Thinking strategically, we needed to make sure all sites were comfortable joining the ResBaz brigade. Realistically speaking, we understood that different institutions had different strengths and limitations (budgeting and resource allocations would all vary across sites). ResBaz needed to be as accessible and flexible as possible to allow for this variance. We decided that ResBaz could vary in size and scale across geography (perhaps your conference was a single day event) but that each site would champion three core values:
- community – we would always put people over technology and make the space about bringing researchers face-to-face,
- open access – we would make all our teaching materials and event resources open to the public (we try to make ResBaz a free event, also), and
- diversity – we want to make sure that attendees were from all walks of life and initial application questions would be used to bolster the event’s diversity.
It’s now 2018 and the ResBaz project faces new challenges and opportunities!
This past year has seen Dr Christina Tuke Flanders, Tyne Sumner and I editing a book to help researchers discover new tools and allow ResBaz sites to sharpen their curriculum. The Digital Research Skills Cookbook (for physical purchase via Amazon; a digital open access copy will be made available very soon) was written by members of the University of Melbourne’s ResBaz community. The book was developed with two audiences in mind:
- students – each chapter gives a taste of how an individual tool can be applied to their research, and
- trainers – each chapter provides helpful tips and a guide on how to best teach these tools at ResBaz-styled workshops.
The book was officially launched at the Melbourne 2018 ResBaz event in February.

[QUESTIONS ON THE MATERIAL]
(a) Summarize the ResBaz excerpt in two sentences.
(b) According to the ResBaz excerpt, what two audiences was the Digital Research Skills Cookbook developed for?
(c) From the ResBaz excerpt, extract the passage starting with "This past year" and going on through "at ResBaz-styled workshops.".

[DATASET ENTRIES]
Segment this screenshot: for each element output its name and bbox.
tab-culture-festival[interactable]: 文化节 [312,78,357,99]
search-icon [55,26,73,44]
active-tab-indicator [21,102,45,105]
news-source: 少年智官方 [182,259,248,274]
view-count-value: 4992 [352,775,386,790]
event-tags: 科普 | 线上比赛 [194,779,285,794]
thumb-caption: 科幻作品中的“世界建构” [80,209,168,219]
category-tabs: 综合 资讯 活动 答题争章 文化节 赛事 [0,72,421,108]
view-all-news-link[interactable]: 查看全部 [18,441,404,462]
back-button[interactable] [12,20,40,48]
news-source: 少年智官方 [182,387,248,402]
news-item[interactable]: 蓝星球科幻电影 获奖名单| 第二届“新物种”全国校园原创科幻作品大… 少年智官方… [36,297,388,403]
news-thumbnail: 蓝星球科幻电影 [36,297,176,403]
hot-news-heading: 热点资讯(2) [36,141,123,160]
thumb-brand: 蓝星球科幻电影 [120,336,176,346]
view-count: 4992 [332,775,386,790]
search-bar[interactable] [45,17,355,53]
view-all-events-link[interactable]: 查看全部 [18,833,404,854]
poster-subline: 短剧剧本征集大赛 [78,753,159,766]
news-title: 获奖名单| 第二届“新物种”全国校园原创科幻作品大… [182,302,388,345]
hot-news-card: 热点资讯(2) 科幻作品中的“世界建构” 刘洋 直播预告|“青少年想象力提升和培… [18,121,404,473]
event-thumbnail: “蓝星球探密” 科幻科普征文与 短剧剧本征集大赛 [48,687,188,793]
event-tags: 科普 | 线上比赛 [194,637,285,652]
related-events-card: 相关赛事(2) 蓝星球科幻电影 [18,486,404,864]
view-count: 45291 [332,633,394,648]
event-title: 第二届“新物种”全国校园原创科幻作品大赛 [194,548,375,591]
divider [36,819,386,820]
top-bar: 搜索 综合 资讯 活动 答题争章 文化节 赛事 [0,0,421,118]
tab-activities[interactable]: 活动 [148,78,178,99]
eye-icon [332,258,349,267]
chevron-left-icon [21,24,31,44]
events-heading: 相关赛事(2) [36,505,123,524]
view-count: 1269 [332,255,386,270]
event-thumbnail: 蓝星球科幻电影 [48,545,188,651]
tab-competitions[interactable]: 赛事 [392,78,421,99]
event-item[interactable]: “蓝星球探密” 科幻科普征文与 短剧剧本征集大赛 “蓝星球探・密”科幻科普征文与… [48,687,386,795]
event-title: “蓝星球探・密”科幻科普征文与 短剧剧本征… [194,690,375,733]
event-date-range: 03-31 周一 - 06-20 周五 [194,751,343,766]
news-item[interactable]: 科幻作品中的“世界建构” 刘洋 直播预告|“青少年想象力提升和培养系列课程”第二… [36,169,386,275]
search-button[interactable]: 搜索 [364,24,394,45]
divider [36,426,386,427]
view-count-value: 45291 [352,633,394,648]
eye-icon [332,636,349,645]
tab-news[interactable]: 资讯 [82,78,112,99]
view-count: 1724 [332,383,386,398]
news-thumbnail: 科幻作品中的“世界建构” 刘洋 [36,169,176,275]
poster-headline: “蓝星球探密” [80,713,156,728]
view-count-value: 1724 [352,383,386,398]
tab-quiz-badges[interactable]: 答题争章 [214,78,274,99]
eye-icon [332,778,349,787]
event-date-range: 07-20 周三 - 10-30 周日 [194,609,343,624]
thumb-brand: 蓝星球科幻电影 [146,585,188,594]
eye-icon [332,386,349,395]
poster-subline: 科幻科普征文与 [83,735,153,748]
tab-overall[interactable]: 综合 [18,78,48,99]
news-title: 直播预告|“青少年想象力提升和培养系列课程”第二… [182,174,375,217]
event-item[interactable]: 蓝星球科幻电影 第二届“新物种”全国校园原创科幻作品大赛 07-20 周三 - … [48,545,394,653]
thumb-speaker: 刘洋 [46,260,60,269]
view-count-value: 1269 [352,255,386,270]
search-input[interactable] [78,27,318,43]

[RESULTS FOR EACH TASK]
(a) ResBaz was made accessible and flexible so that sites could vary in size and scale while each championed three core values: community, open access and diversity. In 2018, the Digital Research Skills Cookbook, written by members of the University of Melbourne's ResBaz community for students and trainers, was officially launched at the Melbourne 2018 ResBaz event in February.

(b) Students and trainers.

(c)
This past year has seen Dr Christina Tuke Flanders, Tyne Sumner and I editing a book to help researchers discover new tools and allow ResBaz sites to sharpen their curriculum. The Digital Research Skills Cookbook (for physical purchase via Amazon; a digital open access copy will be made available very soon) was written by members of the University of Melbourne’s ResBaz community. The book was developed with two audiences in mind:
- students – each chapter gives a taste of how an individual tool can be applied to their research, and
- trainers – each chapter provides helpful tips and a guide on how to best teach these tools at ResBaz-styled workshops.